[Items from a data source]
====================

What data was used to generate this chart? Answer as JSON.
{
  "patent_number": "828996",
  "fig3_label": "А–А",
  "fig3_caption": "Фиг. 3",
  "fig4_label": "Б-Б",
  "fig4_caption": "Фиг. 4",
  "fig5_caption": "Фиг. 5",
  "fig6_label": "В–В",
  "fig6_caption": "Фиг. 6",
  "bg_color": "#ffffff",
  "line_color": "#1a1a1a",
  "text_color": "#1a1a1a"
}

====================

▸ **Work instructions**: Each line of the material above needs to be quoted exactly, please.

▸ **Task response**:
What data was used to generate this chart? Answer as JSON.
{
  "patent_number": "828996",
  "fig3_label": "А–А",
  "fig3_caption": "Фиг. 3",
  "fig4_label": "Б-Б",
  "fig4_caption": "Фиг. 4",
  "fig5_caption": "Фиг. 5",
  "fig6_label": "В–В",
  "fig6_caption": "Фиг. 6",
  "bg_color": "#ffffff",
  "line_color": "#1a1a1a",
  "text_color": "#1a1a1a"
}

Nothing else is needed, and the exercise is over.